* **Goal**
Transcribe each line of the records below exactly, excluding any embedded images.

* **Task inputs**
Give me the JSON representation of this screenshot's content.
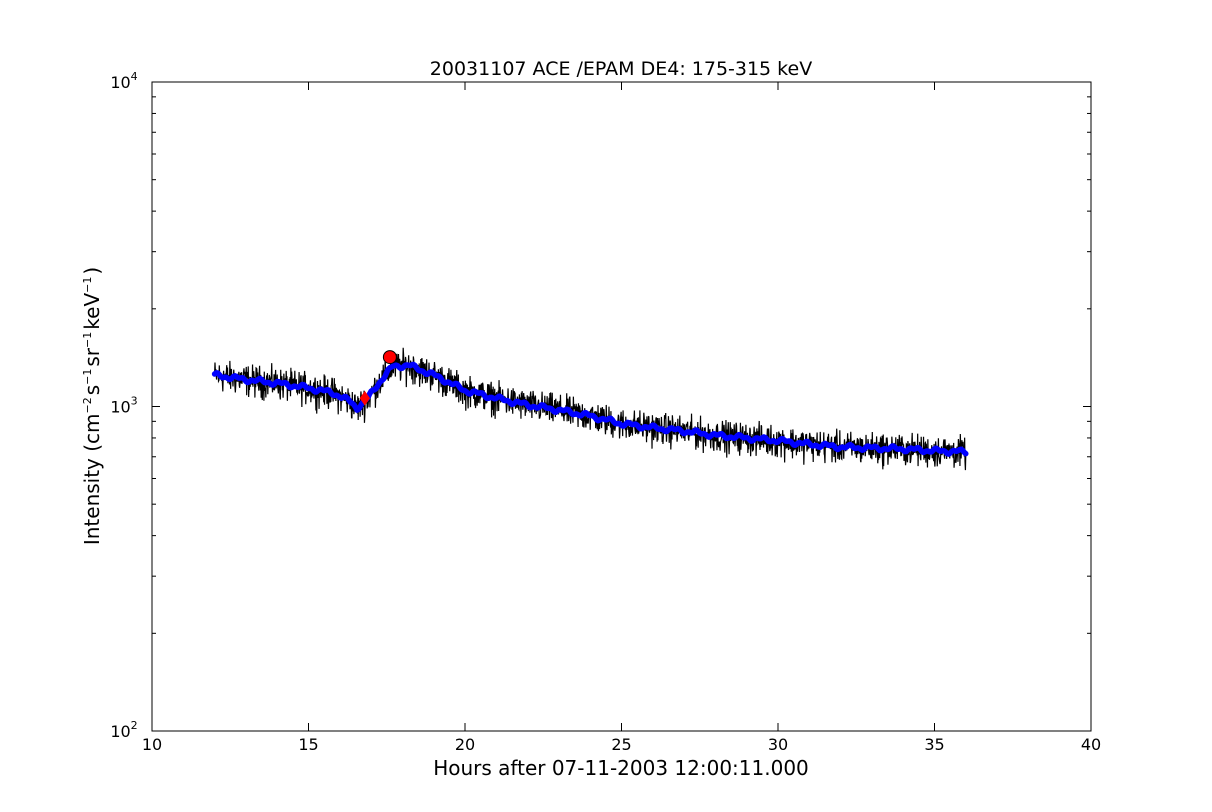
{
  "chart_data": {
    "type": "line",
    "title": "20031107 ACE /EPAM DE4: 175-315 keV",
    "xlabel": "Hours after 07-11-2003 12:00:11.000",
    "ylabel": {
      "prefix": "Intensity (cm",
      "parts": [
        {
          "sup": "−2",
          "text": "s"
        },
        {
          "sup": "−1",
          "text": "sr"
        },
        {
          "sup": "−1",
          "text": "keV"
        },
        {
          "sup": "−1",
          "text": ")"
        }
      ]
    },
    "xlim": [
      10,
      40
    ],
    "ylim": [
      100,
      10000
    ],
    "yscale": "log",
    "grid": false,
    "xticks": [
      "10",
      "15",
      "20",
      "25",
      "30",
      "35",
      "40"
    ],
    "yticks": [
      {
        "base": "10",
        "exp": "2"
      },
      {
        "base": "10",
        "exp": "3"
      },
      {
        "base": "10",
        "exp": "4"
      }
    ],
    "series": [
      {
        "role": "raw",
        "color": "#000000",
        "x_start": 12.0,
        "x_end": 36.0,
        "trend_x": [
          12.0,
          13.0,
          14.0,
          15.0,
          15.8,
          16.3,
          16.55,
          16.9,
          17.3,
          17.7,
          18.2,
          19.0,
          20.0,
          21.0,
          22.0,
          23.0,
          24.0,
          25.0,
          26.0,
          27.0,
          28.0,
          29.0,
          30.0,
          31.0,
          32.0,
          33.0,
          34.0,
          35.0,
          36.0
        ],
        "trend_y": [
          1250,
          1210,
          1180,
          1140,
          1100,
          1040,
          990,
          1060,
          1200,
          1330,
          1340,
          1250,
          1120,
          1060,
          1010,
          975,
          935,
          885,
          860,
          840,
          815,
          800,
          785,
          765,
          750,
          745,
          740,
          730,
          725
        ],
        "noise_frac": 0.055
      },
      {
        "role": "smoothed",
        "color": "#0000ff",
        "x_start": 12.0,
        "x_end": 36.0,
        "trend_x": [
          12.0,
          13.0,
          14.0,
          15.0,
          15.8,
          16.3,
          16.55,
          16.9,
          17.3,
          17.7,
          18.2,
          19.0,
          20.0,
          21.0,
          22.0,
          23.0,
          24.0,
          25.0,
          26.0,
          27.0,
          28.0,
          29.0,
          30.0,
          31.0,
          32.0,
          33.0,
          34.0,
          35.0,
          36.0
        ],
        "trend_y": [
          1250,
          1210,
          1180,
          1140,
          1100,
          1040,
          990,
          1060,
          1200,
          1330,
          1340,
          1250,
          1120,
          1060,
          1010,
          975,
          935,
          885,
          860,
          840,
          815,
          800,
          785,
          765,
          750,
          745,
          740,
          730,
          725
        ]
      }
    ],
    "markers": [
      {
        "shape": "diamond",
        "color": "#ff0000",
        "x": 16.8,
        "y": 1060
      },
      {
        "shape": "circle",
        "color": "#ff0000",
        "x": 17.6,
        "y": 1420
      }
    ]
  }
}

* **Solution for this task**
Give me the JSON representation of this screenshot's content.
{
  "chart_data": {
    "type": "line",
    "title": "20031107 ACE /EPAM DE4: 175-315 keV",
    "xlabel": "Hours after 07-11-2003 12:00:11.000",
    "ylabel": {
      "prefix": "Intensity (cm",
      "parts": [
        {
          "sup": "−2",
          "text": "s"
        },
        {
          "sup": "−1",
          "text": "sr"
        },
        {
          "sup": "−1",
          "text": "keV"
        },
        {
          "sup": "−1",
          "text": ")"
        }
      ]
    },
    "xlim": [
      10,
      40
    ],
    "ylim": [
      100,
      10000
    ],
    "yscale": "log",
    "grid": false,
    "xticks": [
      "10",
      "15",
      "20",
      "25",
      "30",
      "35",
      "40"
    ],
    "yticks": [
      {
        "base": "10",
        "exp": "2"
      },
      {
        "base": "10",
        "exp": "3"
      },
      {
        "base": "10",
        "exp": "4"
      }
    ],
    "series": [
      {
        "role": "raw",
        "color": "#000000",
        "x_start": 12.0,
        "x_end": 36.0,
        "trend_x": [
          12.0,
          13.0,
          14.0,
          15.0,
          15.8,
          16.3,
          16.55,
          16.9,
          17.3,
          17.7,
          18.2,
          19.0,
          20.0,
          21.0,
          22.0,
          23.0,
          24.0,
          25.0,
          26.0,
          27.0,
          28.0,
          29.0,
          30.0,
          31.0,
          32.0,
          33.0,
          34.0,
          35.0,
          36.0
        ],
        "trend_y": [
          1250,
          1210,
          1180,
          1140,
          1100,
          1040,
          990,
          1060,
          1200,
          1330,
          1340,
          1250,
          1120,
          1060,
          1010,
          975,
          935,
          885,
          860,
          840,
          815,
          800,
          785,
          765,
          750,
          745,
          740,
          730,
          725
        ],
        "noise_frac": 0.055
      },
      {
        "role": "smoothed",
        "color": "#0000ff",
        "x_start": 12.0,
        "x_end": 36.0,
        "trend_x": [
          12.0,
          13.0,
          14.0,
          15.0,
          15.8,
          16.3,
          16.55,
          16.9,
          17.3,
          17.7,
          18.2,
          19.0,
          20.0,
          21.0,
          22.0,
          23.0,
          24.0,
          25.0,
          26.0,
          27.0,
          28.0,
          29.0,
          30.0,
          31.0,
          32.0,
          33.0,
          34.0,
          35.0,
          36.0
        ],
        "trend_y": [
          1250,
          1210,
          1180,
          1140,
          1100,
          1040,
          990,
          1060,
          1200,
          1330,
          1340,
          1250,
          1120,
          1060,
          1010,
          975,
          935,
          885,
          860,
          840,
          815,
          800,
          785,
          765,
          750,
          745,
          740,
          730,
          725
        ]
      }
    ],
    "markers": [
      {
        "shape": "diamond",
        "color": "#ff0000",
        "x": 16.8,
        "y": 1060
      },
      {
        "shape": "circle",
        "color": "#ff0000",
        "x": 17.6,
        "y": 1420
      }
    ]
  }
}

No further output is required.